* Problem requirements
Lines that include the word "from" are the ones to copy.

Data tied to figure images
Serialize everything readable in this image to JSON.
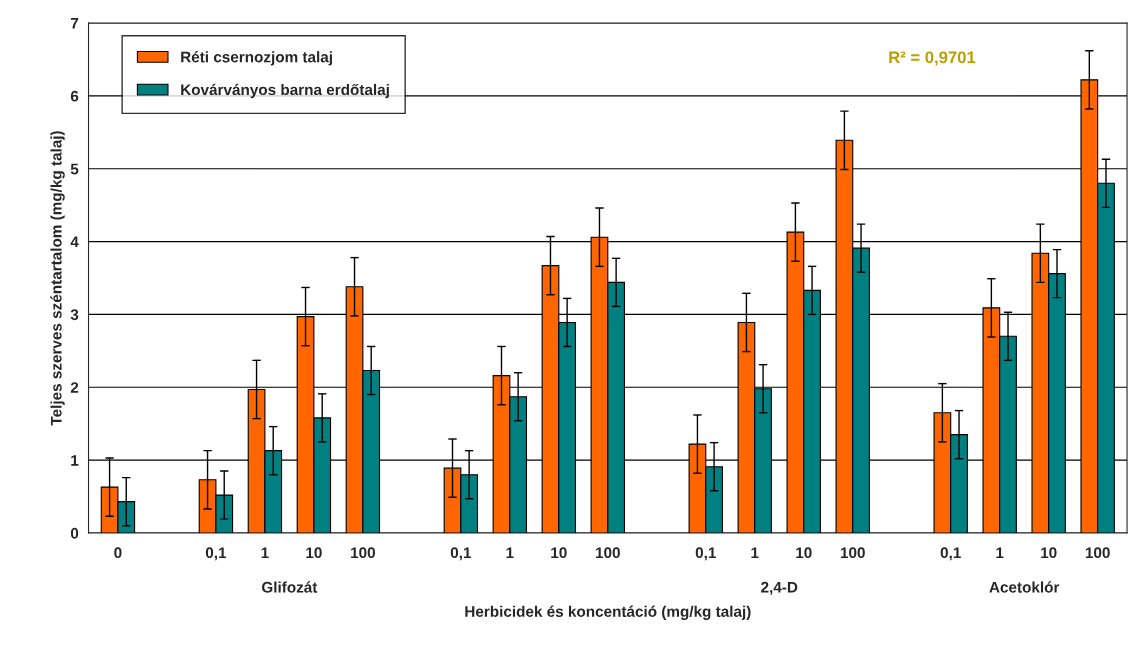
{
  "chart_data": {
    "type": "bar",
    "xlabel": "Herbicidek és koncentáció (mg/kg talaj)",
    "ylabel": "Teljes szerves széntartalom (mg/kg talaj)",
    "categories": [
      "0",
      null,
      "0,1",
      "1",
      "10",
      "100",
      null,
      "0,1",
      "1",
      "10",
      "100",
      null,
      "0,1",
      "1",
      "10",
      "100",
      null,
      "0,1",
      "1",
      "10",
      "100"
    ],
    "series": [
      {
        "name": "Réti csernozjom talaj",
        "color": "#ff6600",
        "values": [
          0.63,
          null,
          0.73,
          1.97,
          2.97,
          3.38,
          null,
          0.89,
          2.16,
          3.67,
          4.06,
          null,
          1.22,
          2.89,
          4.13,
          5.39,
          null,
          1.65,
          3.09,
          3.84,
          6.22
        ],
        "errors": [
          0.4,
          null,
          0.4,
          0.4,
          0.4,
          0.4,
          null,
          0.4,
          0.4,
          0.4,
          0.4,
          null,
          0.4,
          0.4,
          0.4,
          0.4,
          null,
          0.4,
          0.4,
          0.4,
          0.4
        ]
      },
      {
        "name": "Kovárványos barna erdőtalaj",
        "color": "#008080",
        "values": [
          0.43,
          null,
          0.52,
          1.13,
          1.58,
          2.23,
          null,
          0.8,
          1.87,
          2.89,
          3.44,
          null,
          0.91,
          1.98,
          3.33,
          3.91,
          null,
          1.35,
          2.7,
          3.56,
          4.8
        ],
        "errors": [
          0.33,
          null,
          0.33,
          0.33,
          0.33,
          0.33,
          null,
          0.33,
          0.33,
          0.33,
          0.33,
          null,
          0.33,
          0.33,
          0.33,
          0.33,
          null,
          0.33,
          0.33,
          0.33,
          0.33
        ]
      }
    ],
    "annotations": [
      "Glifozát",
      null,
      "2,4-D",
      "Acetoklór",
      "R² = 0,9701"
    ],
    "ylim": [
      0,
      7
    ],
    "yticks": [
      0,
      1,
      2,
      3,
      4,
      5,
      6,
      7
    ],
    "grid": "y",
    "legend": "top left"
  }
}
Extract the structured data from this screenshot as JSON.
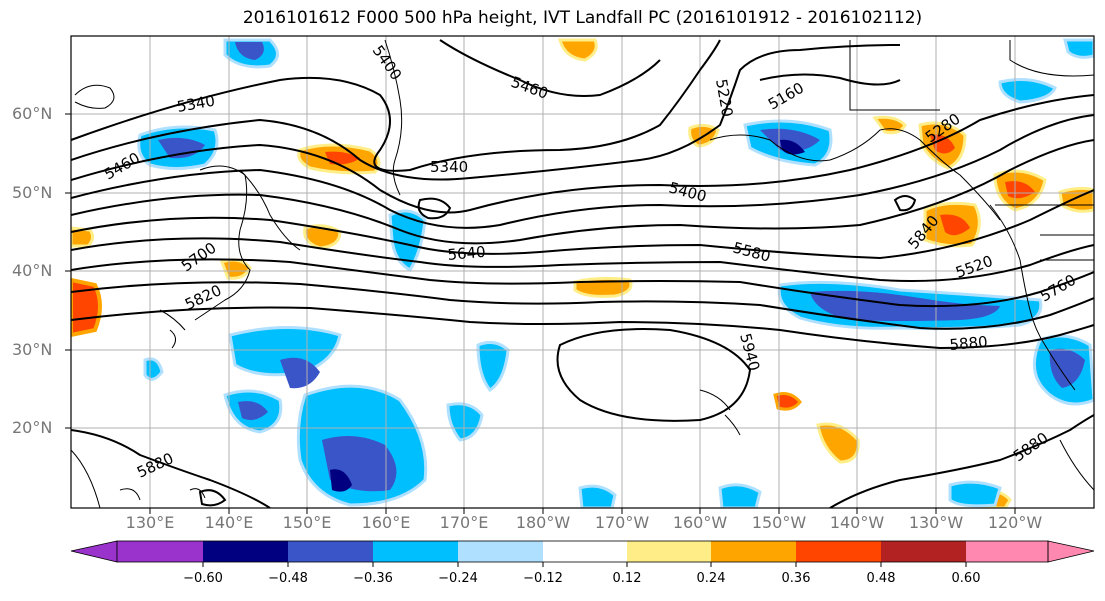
{
  "title": "2016101612 F000 500 hPa height, IVT Landfall PC (2016101912 - 2016102112)",
  "map": {
    "lat_labels": [
      "60°N",
      "50°N",
      "40°N",
      "30°N",
      "20°N"
    ],
    "lon_labels": [
      "130°E",
      "140°E",
      "150°E",
      "160°E",
      "170°E",
      "180°W",
      "170°W",
      "160°W",
      "150°W",
      "140°W",
      "130°W",
      "120°W"
    ],
    "contour_labels": [
      "5340",
      "5400",
      "5460",
      "5220",
      "5160",
      "5280",
      "5460",
      "5340",
      "5400",
      "5580",
      "5640",
      "5700",
      "5820",
      "5520",
      "5840",
      "5760",
      "5880",
      "5940",
      "5880",
      "5880"
    ],
    "colors": {
      "neg_strong": "#3a55c8",
      "neg_mid": "#00bfff",
      "neg_weak": "#b0e0ff",
      "pos_weak": "#ffee88",
      "pos_mid": "#ffa500",
      "pos_strong": "#ff4500"
    }
  },
  "colorbar": {
    "tick_labels": [
      "−0.60",
      "−0.48",
      "−0.36",
      "−0.24",
      "−0.12",
      "0.12",
      "0.24",
      "0.36",
      "0.48",
      "0.60"
    ],
    "colors": [
      "#9933cc",
      "#000080",
      "#3a55c8",
      "#00bfff",
      "#b0e0ff",
      "#ffffff",
      "#ffee88",
      "#ffa500",
      "#ff4500",
      "#b22222",
      "#ff88b0"
    ]
  }
}
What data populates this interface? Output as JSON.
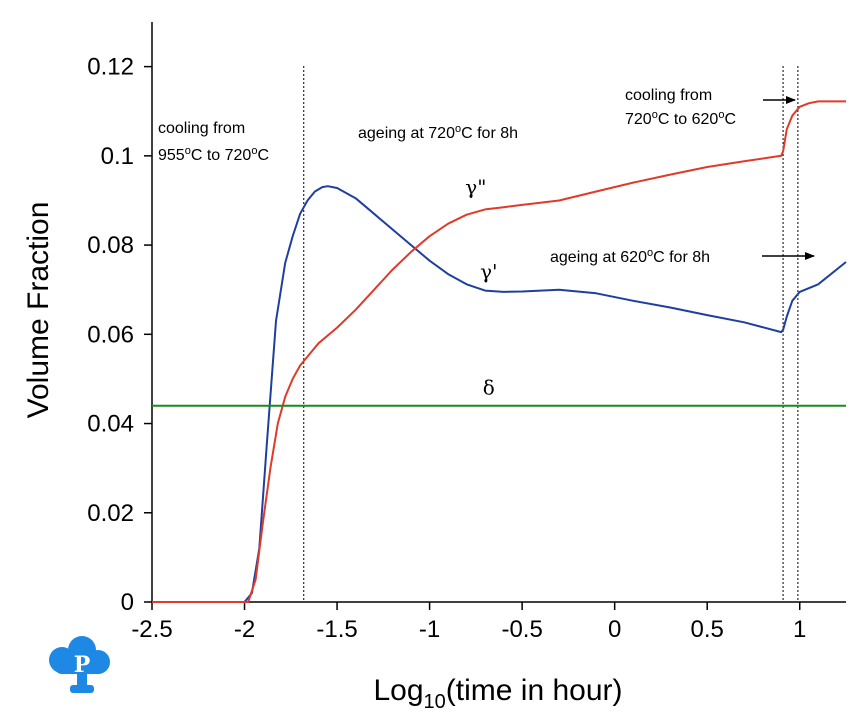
{
  "chart_data": {
    "type": "line",
    "xlabel_main": "Log",
    "xlabel_sub": "10",
    "xlabel_rest": "(time in hour)",
    "ylabel": "Volume Fraction",
    "xlim": [
      -2.5,
      1.25
    ],
    "ylim": [
      0,
      0.13
    ],
    "xticks": [
      -2.5,
      -2,
      -1.5,
      -1,
      -0.5,
      0,
      0.5,
      1
    ],
    "xtick_labels": [
      "-2.5",
      "-2",
      "-1.5",
      "-1",
      "-0.5",
      "0",
      "0.5",
      "1"
    ],
    "yticks": [
      0,
      0.02,
      0.04,
      0.06,
      0.08,
      0.1,
      0.12
    ],
    "ytick_labels": [
      "0",
      "0.02",
      "0.04",
      "0.06",
      "0.08",
      "0.1",
      "0.12"
    ],
    "vlines": [
      -1.68,
      0.91,
      0.99
    ],
    "series": [
      {
        "name": "γ'",
        "color": "#1f3fa0",
        "x": [
          -2.5,
          -2.0,
          -1.96,
          -1.92,
          -1.88,
          -1.83,
          -1.78,
          -1.74,
          -1.7,
          -1.66,
          -1.62,
          -1.58,
          -1.55,
          -1.5,
          -1.4,
          -1.3,
          -1.2,
          -1.1,
          -1.0,
          -0.9,
          -0.8,
          -0.7,
          -0.6,
          -0.5,
          -0.3,
          -0.1,
          0.1,
          0.3,
          0.5,
          0.7,
          0.9,
          0.91,
          0.93,
          0.96,
          1.0,
          1.1,
          1.25
        ],
        "y": [
          0,
          0,
          0.002,
          0.012,
          0.035,
          0.063,
          0.076,
          0.082,
          0.087,
          0.09,
          0.092,
          0.093,
          0.0932,
          0.0928,
          0.0905,
          0.087,
          0.0835,
          0.08,
          0.0765,
          0.0735,
          0.0712,
          0.0698,
          0.0695,
          0.0696,
          0.07,
          0.0692,
          0.0675,
          0.066,
          0.0643,
          0.0627,
          0.0605,
          0.061,
          0.064,
          0.0675,
          0.0695,
          0.0712,
          0.0762
        ]
      },
      {
        "name": "γ\"",
        "color": "#e03a2a",
        "x": [
          -2.5,
          -1.98,
          -1.94,
          -1.9,
          -1.86,
          -1.82,
          -1.78,
          -1.74,
          -1.7,
          -1.65,
          -1.6,
          -1.5,
          -1.4,
          -1.3,
          -1.2,
          -1.1,
          -1.0,
          -0.9,
          -0.8,
          -0.7,
          -0.6,
          -0.5,
          -0.3,
          -0.1,
          0.1,
          0.3,
          0.5,
          0.7,
          0.9,
          0.91,
          0.93,
          0.96,
          1.0,
          1.05,
          1.1,
          1.25
        ],
        "y": [
          0,
          0,
          0.005,
          0.018,
          0.03,
          0.04,
          0.046,
          0.05,
          0.053,
          0.0555,
          0.058,
          0.0615,
          0.0655,
          0.07,
          0.0745,
          0.0785,
          0.082,
          0.0848,
          0.0868,
          0.088,
          0.0885,
          0.089,
          0.09,
          0.092,
          0.094,
          0.0958,
          0.0975,
          0.0988,
          0.1,
          0.101,
          0.106,
          0.109,
          0.111,
          0.1118,
          0.1122,
          0.1122
        ]
      },
      {
        "name": "δ",
        "color": "#1a8a1a",
        "x": [
          -2.5,
          1.25
        ],
        "y": [
          0.044,
          0.044
        ]
      }
    ],
    "curve_labels": [
      {
        "text": "γ\"",
        "x": -0.75,
        "y": 0.0915
      },
      {
        "text": "γ'",
        "x": -0.68,
        "y": 0.0725
      },
      {
        "text": "δ",
        "x": -0.68,
        "y": 0.0465
      }
    ],
    "annotations": {
      "a1_line1": "cooling from",
      "a1_line2_num1": "955",
      "a1_line2_deg1": "o",
      "a1_line2_mid": "C to 720",
      "a1_line2_deg2": "o",
      "a1_line2_end": "C",
      "a2_pre": "ageing at 720",
      "a2_deg": "o",
      "a2_post": "C for 8h",
      "a3_line1": "cooling from",
      "a3_line2_num1": "720",
      "a3_line2_deg1": "o",
      "a3_line2_mid": "C to 620",
      "a3_line2_deg2": "o",
      "a3_line2_end": "C",
      "a4_pre": "ageing at 620",
      "a4_deg": "o",
      "a4_post": "C for 8h"
    },
    "logo_letter": "P"
  }
}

* Response
Extract the structured data from this screenshot as JSON.
      "a1_line1": "cooling from",
      "a3_line1": "cooling from",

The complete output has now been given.